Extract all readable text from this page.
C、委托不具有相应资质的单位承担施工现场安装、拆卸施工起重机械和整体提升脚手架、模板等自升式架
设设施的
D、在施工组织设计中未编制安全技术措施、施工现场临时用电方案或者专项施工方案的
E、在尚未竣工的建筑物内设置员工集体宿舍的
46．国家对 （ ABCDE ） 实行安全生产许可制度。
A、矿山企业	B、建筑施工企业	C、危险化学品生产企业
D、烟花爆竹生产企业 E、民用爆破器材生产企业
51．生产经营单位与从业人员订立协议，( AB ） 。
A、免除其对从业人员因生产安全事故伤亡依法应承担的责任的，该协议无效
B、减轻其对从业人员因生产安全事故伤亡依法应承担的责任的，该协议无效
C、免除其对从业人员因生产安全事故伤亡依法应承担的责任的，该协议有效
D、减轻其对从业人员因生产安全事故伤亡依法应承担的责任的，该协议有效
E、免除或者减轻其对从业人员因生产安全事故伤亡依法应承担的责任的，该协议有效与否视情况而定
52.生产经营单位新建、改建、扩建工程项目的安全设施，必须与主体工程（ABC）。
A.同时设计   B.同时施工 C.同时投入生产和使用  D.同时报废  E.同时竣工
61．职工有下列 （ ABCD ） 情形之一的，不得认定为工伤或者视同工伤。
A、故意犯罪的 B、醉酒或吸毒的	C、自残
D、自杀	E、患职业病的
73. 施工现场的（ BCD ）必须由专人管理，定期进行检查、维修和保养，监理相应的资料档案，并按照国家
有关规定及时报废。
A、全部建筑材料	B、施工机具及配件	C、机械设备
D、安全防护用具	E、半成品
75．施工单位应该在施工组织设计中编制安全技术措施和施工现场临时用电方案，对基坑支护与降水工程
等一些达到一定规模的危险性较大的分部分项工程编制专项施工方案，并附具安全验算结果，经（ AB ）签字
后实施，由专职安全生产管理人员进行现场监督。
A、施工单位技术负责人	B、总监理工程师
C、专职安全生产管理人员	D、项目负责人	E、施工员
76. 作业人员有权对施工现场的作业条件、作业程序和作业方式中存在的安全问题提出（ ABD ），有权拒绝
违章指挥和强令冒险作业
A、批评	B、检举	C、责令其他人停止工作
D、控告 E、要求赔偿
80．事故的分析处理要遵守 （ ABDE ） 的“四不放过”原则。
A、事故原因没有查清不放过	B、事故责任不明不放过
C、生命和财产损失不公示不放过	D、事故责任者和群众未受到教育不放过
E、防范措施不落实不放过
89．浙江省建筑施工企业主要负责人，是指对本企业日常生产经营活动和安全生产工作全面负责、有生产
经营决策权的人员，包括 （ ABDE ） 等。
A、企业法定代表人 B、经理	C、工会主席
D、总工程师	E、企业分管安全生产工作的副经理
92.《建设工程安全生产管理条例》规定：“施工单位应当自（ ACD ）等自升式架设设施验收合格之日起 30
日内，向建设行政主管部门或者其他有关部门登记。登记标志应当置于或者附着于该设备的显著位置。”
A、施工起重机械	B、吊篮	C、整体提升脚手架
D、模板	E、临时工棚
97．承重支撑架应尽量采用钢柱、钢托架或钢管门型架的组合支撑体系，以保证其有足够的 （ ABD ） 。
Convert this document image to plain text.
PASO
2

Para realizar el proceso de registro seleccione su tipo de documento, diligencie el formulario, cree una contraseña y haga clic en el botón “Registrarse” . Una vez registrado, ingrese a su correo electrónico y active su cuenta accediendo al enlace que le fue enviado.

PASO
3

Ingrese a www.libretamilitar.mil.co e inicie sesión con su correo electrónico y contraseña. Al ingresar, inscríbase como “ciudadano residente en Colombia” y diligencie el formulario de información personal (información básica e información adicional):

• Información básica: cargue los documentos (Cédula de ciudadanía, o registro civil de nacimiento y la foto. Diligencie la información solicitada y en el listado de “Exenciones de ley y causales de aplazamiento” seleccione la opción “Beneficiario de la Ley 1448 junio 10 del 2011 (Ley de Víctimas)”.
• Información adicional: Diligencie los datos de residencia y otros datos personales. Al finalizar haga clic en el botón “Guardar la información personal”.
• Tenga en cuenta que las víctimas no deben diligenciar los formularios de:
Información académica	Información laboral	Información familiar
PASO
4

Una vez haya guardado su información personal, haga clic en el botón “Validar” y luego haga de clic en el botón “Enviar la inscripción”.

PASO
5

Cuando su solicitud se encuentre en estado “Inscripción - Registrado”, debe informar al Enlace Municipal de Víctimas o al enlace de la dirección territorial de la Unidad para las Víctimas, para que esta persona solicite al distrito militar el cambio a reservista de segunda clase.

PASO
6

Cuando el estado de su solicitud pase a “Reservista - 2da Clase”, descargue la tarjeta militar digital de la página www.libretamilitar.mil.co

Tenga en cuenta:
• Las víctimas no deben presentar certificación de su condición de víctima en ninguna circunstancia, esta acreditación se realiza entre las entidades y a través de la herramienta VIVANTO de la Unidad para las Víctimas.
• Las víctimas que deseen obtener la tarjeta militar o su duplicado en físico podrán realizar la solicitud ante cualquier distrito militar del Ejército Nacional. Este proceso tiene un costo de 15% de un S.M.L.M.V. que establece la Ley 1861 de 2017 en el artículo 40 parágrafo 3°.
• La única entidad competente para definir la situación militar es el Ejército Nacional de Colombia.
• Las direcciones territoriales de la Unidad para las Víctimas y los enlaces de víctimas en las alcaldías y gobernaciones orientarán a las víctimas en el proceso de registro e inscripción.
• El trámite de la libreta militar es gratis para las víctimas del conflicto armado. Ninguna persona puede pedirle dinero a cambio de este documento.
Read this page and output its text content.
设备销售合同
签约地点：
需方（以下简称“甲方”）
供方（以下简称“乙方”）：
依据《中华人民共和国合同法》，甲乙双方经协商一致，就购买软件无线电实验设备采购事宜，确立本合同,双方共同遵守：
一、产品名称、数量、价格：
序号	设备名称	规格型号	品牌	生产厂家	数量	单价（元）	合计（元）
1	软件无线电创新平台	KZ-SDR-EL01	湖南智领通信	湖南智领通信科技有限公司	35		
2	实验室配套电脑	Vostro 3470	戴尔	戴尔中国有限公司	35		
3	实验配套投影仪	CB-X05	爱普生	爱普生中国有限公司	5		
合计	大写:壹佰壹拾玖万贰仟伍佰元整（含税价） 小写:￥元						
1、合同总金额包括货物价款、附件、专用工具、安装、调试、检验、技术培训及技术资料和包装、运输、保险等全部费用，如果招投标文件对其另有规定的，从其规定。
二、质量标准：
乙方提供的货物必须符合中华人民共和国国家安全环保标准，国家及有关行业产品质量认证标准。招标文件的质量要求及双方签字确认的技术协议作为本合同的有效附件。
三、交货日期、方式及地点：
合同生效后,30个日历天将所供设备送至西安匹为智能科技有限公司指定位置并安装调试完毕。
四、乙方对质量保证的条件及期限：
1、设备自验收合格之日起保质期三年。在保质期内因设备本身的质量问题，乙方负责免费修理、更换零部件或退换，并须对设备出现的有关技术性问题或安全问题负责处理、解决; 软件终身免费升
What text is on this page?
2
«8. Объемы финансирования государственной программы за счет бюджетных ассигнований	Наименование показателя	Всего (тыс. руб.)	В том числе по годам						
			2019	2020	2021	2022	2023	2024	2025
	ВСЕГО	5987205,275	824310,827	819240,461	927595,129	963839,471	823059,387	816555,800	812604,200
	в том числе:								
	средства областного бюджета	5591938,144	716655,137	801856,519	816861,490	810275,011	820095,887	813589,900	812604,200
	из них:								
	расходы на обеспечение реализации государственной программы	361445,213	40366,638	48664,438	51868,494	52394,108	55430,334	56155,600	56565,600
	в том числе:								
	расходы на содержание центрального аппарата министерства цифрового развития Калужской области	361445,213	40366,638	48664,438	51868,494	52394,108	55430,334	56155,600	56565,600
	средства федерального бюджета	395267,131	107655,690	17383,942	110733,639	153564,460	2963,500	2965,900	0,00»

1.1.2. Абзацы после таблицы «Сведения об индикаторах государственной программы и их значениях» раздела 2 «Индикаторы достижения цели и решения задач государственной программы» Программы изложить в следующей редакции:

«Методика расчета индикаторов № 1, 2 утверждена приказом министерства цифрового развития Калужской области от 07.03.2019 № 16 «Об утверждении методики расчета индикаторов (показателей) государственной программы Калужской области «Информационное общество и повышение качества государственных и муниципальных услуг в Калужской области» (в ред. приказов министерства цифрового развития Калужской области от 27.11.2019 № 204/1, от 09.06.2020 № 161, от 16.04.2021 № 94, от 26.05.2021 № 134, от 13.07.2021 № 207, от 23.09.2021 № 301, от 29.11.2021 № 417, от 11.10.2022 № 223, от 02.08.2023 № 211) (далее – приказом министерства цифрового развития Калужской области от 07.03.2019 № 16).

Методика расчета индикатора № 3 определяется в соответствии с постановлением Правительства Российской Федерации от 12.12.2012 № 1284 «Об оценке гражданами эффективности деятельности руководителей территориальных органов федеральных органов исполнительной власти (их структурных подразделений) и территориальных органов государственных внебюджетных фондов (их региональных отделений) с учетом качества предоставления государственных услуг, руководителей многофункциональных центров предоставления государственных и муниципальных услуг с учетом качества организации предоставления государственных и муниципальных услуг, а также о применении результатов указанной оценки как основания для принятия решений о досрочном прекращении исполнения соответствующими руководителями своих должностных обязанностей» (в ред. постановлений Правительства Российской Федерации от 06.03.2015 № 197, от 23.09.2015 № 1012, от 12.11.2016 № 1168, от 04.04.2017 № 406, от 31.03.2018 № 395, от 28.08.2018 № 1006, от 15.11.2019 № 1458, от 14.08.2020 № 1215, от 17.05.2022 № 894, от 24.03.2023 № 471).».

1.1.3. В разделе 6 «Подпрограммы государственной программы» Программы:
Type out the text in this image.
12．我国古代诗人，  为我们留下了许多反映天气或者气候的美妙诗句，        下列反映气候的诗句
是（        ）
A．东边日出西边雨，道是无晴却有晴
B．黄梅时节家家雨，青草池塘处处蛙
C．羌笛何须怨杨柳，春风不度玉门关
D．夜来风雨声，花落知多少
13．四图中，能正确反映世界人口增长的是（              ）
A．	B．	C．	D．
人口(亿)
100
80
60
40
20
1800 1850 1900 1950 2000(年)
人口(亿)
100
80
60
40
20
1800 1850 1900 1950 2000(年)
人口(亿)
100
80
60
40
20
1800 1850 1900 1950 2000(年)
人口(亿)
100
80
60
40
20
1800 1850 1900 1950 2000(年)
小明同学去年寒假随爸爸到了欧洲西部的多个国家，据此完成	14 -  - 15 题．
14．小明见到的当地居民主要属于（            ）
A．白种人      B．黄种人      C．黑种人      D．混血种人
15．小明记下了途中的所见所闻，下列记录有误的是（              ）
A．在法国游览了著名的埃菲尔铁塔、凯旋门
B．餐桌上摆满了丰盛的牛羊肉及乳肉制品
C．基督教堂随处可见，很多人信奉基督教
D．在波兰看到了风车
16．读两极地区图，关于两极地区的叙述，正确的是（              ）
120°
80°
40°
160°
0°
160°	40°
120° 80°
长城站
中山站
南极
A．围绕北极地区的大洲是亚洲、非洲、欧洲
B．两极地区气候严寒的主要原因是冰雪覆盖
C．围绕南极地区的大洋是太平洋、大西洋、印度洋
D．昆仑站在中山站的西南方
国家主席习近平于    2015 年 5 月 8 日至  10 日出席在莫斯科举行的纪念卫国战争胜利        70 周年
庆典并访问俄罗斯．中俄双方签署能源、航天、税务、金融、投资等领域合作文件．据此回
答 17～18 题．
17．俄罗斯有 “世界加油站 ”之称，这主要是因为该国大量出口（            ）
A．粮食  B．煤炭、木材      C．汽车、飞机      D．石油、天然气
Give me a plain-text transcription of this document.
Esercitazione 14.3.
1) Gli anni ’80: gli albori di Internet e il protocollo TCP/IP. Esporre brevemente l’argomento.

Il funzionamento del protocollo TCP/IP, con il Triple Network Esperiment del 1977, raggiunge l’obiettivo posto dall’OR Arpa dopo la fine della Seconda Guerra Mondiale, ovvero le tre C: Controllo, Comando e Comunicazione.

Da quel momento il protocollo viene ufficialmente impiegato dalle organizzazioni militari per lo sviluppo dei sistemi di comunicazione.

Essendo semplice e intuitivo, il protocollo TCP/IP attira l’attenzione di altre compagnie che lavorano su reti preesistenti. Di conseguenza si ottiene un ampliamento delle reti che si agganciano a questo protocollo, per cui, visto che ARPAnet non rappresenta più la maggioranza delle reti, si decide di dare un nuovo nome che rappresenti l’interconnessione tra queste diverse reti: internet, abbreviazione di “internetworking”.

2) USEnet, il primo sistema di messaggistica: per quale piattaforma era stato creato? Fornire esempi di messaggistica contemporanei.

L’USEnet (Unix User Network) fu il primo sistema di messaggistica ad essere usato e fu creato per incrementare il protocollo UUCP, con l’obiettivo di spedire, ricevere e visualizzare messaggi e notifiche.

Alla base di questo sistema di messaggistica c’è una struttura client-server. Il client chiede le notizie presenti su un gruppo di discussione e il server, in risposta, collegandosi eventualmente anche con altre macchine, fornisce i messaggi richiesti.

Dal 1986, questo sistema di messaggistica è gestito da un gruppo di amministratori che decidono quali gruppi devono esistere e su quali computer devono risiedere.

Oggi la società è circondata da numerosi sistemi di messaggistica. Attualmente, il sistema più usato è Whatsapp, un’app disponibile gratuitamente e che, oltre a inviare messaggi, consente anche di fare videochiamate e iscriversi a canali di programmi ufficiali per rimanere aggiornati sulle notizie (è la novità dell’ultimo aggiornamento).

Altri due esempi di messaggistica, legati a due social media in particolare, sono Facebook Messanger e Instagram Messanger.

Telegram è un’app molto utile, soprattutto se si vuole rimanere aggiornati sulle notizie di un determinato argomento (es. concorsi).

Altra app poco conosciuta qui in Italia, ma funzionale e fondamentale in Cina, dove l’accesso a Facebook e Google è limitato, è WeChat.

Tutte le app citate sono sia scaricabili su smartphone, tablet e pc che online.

——

[What you will do]
List each line in the listing that contains the string "免除其对从业人员因生产安全事故伤亡依法应承担的责任的".

[Answer for this exercise]
A、免除其对从业人员因生产安全事故伤亡依法应承担的责任的，该协议无效
C、免除其对从业人员因生产安全事故伤亡依法应承担的责任的，该协议有效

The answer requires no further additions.